Task to carry out: Restate all of the data exactly.

Data entries:
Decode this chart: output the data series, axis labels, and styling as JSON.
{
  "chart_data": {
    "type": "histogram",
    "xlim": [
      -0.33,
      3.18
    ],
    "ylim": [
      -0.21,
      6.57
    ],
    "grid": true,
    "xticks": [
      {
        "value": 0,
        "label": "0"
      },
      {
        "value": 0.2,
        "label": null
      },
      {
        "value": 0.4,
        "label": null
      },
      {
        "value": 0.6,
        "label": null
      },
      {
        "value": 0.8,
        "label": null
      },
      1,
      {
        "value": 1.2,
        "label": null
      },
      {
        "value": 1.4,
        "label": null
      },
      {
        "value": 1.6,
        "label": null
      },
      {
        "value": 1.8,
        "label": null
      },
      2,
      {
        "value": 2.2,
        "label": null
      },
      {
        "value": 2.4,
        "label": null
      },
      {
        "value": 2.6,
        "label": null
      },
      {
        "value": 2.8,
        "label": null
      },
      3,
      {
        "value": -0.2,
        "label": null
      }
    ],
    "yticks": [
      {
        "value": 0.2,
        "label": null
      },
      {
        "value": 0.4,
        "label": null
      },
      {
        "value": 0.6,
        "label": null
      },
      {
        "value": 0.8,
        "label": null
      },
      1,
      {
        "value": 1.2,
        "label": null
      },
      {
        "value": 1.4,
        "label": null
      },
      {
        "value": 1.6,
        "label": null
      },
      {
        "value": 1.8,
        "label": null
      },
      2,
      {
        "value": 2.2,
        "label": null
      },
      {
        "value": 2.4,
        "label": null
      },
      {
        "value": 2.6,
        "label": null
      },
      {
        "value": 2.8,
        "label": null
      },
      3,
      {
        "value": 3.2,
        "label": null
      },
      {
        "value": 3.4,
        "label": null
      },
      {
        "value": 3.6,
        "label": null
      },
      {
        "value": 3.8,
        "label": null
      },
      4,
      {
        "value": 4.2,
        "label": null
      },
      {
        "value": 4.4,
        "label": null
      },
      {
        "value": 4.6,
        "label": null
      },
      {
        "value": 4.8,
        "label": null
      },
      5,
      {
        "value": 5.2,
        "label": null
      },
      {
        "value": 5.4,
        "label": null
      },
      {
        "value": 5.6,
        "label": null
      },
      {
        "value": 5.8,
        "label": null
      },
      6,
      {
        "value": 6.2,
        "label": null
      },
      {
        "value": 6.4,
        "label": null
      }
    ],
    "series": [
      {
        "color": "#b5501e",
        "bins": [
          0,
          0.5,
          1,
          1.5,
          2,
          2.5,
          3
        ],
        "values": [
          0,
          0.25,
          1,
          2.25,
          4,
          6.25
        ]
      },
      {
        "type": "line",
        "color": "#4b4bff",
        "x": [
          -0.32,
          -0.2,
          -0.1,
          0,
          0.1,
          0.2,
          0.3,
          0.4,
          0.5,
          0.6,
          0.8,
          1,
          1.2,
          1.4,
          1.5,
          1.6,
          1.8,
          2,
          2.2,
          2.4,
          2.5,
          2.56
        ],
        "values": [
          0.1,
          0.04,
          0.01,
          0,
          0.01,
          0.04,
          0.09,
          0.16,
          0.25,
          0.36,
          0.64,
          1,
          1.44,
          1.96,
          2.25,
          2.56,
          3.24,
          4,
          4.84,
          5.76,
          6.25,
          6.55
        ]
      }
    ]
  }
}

Output for this exercise:
Decode this chart: output the data series, axis labels, and styling as JSON.
{
  "chart_data": {
    "type": "histogram",
    "xlim": [
      -0.33,
      3.18
    ],
    "ylim": [
      -0.21,
      6.57
    ],
    "grid": true,
    "xticks": [
      {
        "value": 0,
        "label": "0"
      },
      {
        "value": 0.2,
        "label": null
      },
      {
        "value": 0.4,
        "label": null
      },
      {
        "value": 0.6,
        "label": null
      },
      {
        "value": 0.8,
        "label": null
      },
      1,
      {
        "value": 1.2,
        "label": null
      },
      {
        "value": 1.4,
        "label": null
      },
      {
        "value": 1.6,
        "label": null
      },
      {
        "value": 1.8,
        "label": null
      },
      2,
      {
        "value": 2.2,
        "label": null
      },
      {
        "value": 2.4,
        "label": null
      },
      {
        "value": 2.6,
        "label": null
      },
      {
        "value": 2.8,
        "label": null
      },
      3,
      {
        "value": -0.2,
        "label": null
      }
    ],
    "yticks": [
      {
        "value": 0.2,
        "label": null
      },
      {
        "value": 0.4,
        "label": null
      },
      {
        "value": 0.6,
        "label": null
      },
      {
        "value": 0.8,
        "label": null
      },
      1,
      {
        "value": 1.2,
        "label": null
      },
      {
        "value": 1.4,
        "label": null
      },
      {
        "value": 1.6,
        "label": null
      },
      {
        "value": 1.8,
        "label": null
      },
      2,
      {
        "value": 2.2,
        "label": null
      },
      {
        "value": 2.4,
        "label": null
      },
      {
        "value": 2.6,
        "label": null
      },
      {
        "value": 2.8,
        "label": null
      },
      3,
      {
        "value": 3.2,
        "label": null
      },
      {
        "value": 3.4,
        "label": null
      },
      {
        "value": 3.6,
        "label": null
      },
      {
        "value": 3.8,
        "label": null
      },
      4,
      {
        "value": 4.2,
        "label": null
      },
      {
        "value": 4.4,
        "label": null
      },
      {
        "value": 4.6,
        "label": null
      },
      {
        "value": 4.8,
        "label": null
      },
      5,
      {
        "value": 5.2,
        "label": null
      },
      {
        "value": 5.4,
        "label": null
      },
      {
        "value": 5.6,
        "label": null
      },
      {
        "value": 5.8,
        "label": null
      },
      6,
      {
        "value": 6.2,
        "label": null
      },
      {
        "value": 6.4,
        "label": null
      }
    ],
    "series": [
      {
        "color": "#b5501e",
        "bins": [
          0,
          0.5,
          1,
          1.5,
          2,
          2.5,
          3
        ],
        "values": [
          0,
          0.25,
          1,
          2.25,
          4,
          6.25
        ]
      },
      {
        "type": "line",
        "color": "#4b4bff",
        "x": [
          -0.32,
          -0.2,
          -0.1,
          0,
          0.1,
          0.2,
          0.3,
          0.4,
          0.5,
          0.6,
          0.8,
          1,
          1.2,
          1.4,
          1.5,
          1.6,
          1.8,
          2,
          2.2,
          2.4,
          2.5,
          2.56
        ],
        "values": [
          0.1,
          0.04,
          0.01,
          0,
          0.01,
          0.04,
          0.09,
          0.16,
          0.25,
          0.36,
          0.64,
          1,
          1.44,
          1.96,
          2.25,
          2.56,
          3.24,
          4,
          4.84,
          5.76,
          6.25,
          6.55
        ]
      }
    ]
  }
}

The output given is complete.